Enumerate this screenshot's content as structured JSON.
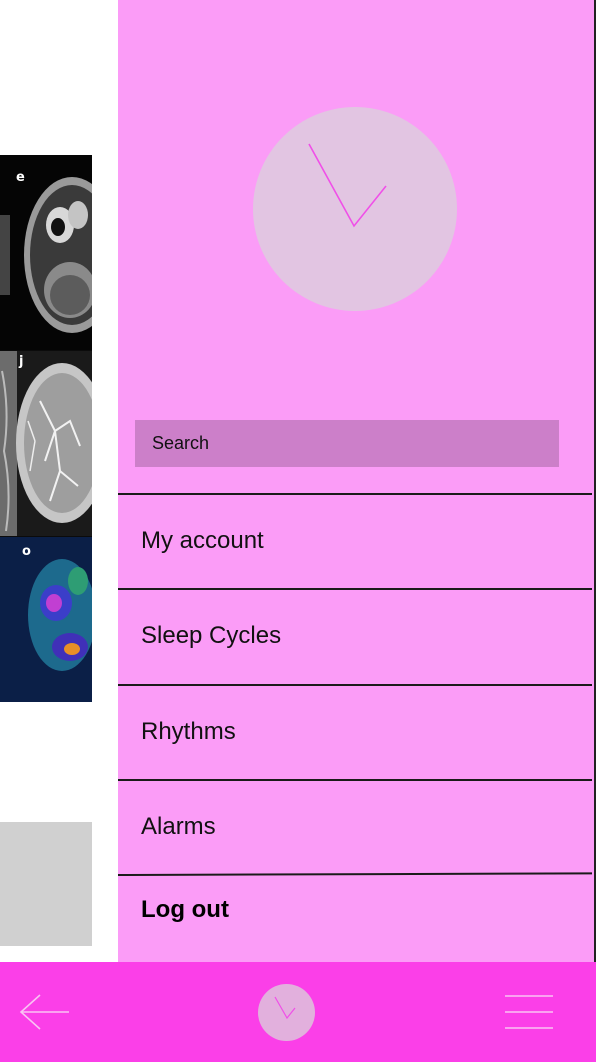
{
  "search": {
    "placeholder": "Search"
  },
  "menu": {
    "items": [
      {
        "label": "My account"
      },
      {
        "label": "Sleep Cycles"
      },
      {
        "label": "Rhythms"
      },
      {
        "label": "Alarms"
      },
      {
        "label": "Log out"
      }
    ]
  },
  "background": {
    "scan_labels": [
      "e",
      "j",
      "o"
    ]
  },
  "colors": {
    "drawer": "#fb9cf7",
    "search_box": "#cc7fc9",
    "logo_circle": "#e2c5e2",
    "clock_hands": "#f04fe8",
    "bottom_bar": "#fb3fe8",
    "bottom_icons": "#f9c3f3"
  },
  "icons": {
    "logo": "clock-hands-icon",
    "back": "arrow-left-icon",
    "home": "clock-home-icon",
    "menu": "hamburger-menu-icon"
  }
}
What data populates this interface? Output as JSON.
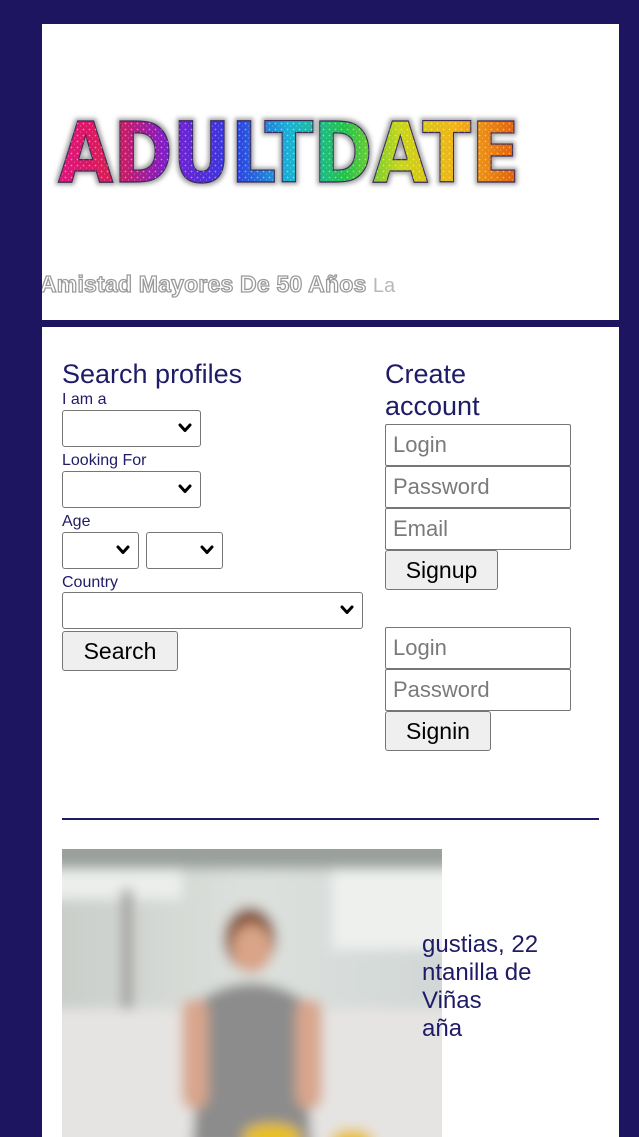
{
  "header": {
    "logo_text": "ADULTDATE",
    "tagline_main": "Amistad Mayores De 50 Años",
    "tagline_suffix": "La"
  },
  "search": {
    "title": "Search profiles",
    "i_am_label": "I am a",
    "looking_for_label": "Looking For",
    "age_label": "Age",
    "country_label": "Country",
    "i_am_value": "",
    "looking_for_value": "",
    "age_from_value": "",
    "age_to_value": "",
    "country_value": "",
    "search_button": "Search"
  },
  "account": {
    "title_line1": "Create",
    "title_line2": "account",
    "signup_login_placeholder": "Login",
    "signup_password_placeholder": "Password",
    "signup_email_placeholder": "Email",
    "signup_button": "Signup",
    "signin_login_placeholder": "Login",
    "signin_password_placeholder": "Password",
    "signin_button": "Signin"
  },
  "profile": {
    "lines": [
      "gustias, 22",
      "ntanilla de",
      "Viñas",
      "aña"
    ]
  },
  "colors": {
    "frame": "#1d1560",
    "text_accent": "#1f1b66"
  },
  "icons": {
    "select_arrow": "chevron-down-icon"
  }
}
+++
SHORT PROBLEM
The records above need to be restated word for word, with the pictures left out.

COMPLETE ANSWER
Enumerate this screenshot's content as structured JSON.
{
  "search": {
    "placeholder": "Search"
  },
  "menu": {
    "items": [
      {
        "label": "My account"
      },
      {
        "label": "Sleep Cycles"
      },
      {
        "label": "Rhythms"
      },
      {
        "label": "Alarms"
      },
      {
        "label": "Log out"
      }
    ]
  },
  "background": {
    "scan_labels": [
      "e",
      "j",
      "o"
    ]
  },
  "colors": {
    "drawer": "#fb9cf7",
    "search_box": "#cc7fc9",
    "logo_circle": "#e2c5e2",
    "clock_hands": "#f04fe8",
    "bottom_bar": "#fb3fe8",
    "bottom_icons": "#f9c3f3"
  },
  "icons": {
    "logo": "clock-hands-icon",
    "back": "arrow-left-icon",
    "home": "clock-home-icon",
    "menu": "hamburger-menu-icon"
  }
}
What data populates this interface? Output as JSON.
{
  "header": {
    "logo_text": "ADULTDATE",
    "tagline_main": "Amistad Mayores De 50 Años",
    "tagline_suffix": "La"
  },
  "search": {
    "title": "Search profiles",
    "i_am_label": "I am a",
    "looking_for_label": "Looking For",
    "age_label": "Age",
    "country_label": "Country",
    "i_am_value": "",
    "looking_for_value": "",
    "age_from_value": "",
    "age_to_value": "",
    "country_value": "",
    "search_button": "Search"
  },
  "account": {
    "title_line1": "Create",
    "title_line2": "account",
    "signup_login_placeholder": "Login",
    "signup_password_placeholder": "Password",
    "signup_email_placeholder": "Email",
    "signup_button": "Signup",
    "signin_login_placeholder": "Login",
    "signin_password_placeholder": "Password",
    "signin_button": "Signin"
  },
  "profile": {
    "lines": [
      "gustias, 22",
      "ntanilla de",
      "Viñas",
      "aña"
    ]
  },
  "colors": {
    "frame": "#1d1560",
    "text_accent": "#1f1b66"
  },
  "icons": {
    "select_arrow": "chevron-down-icon"
  }
}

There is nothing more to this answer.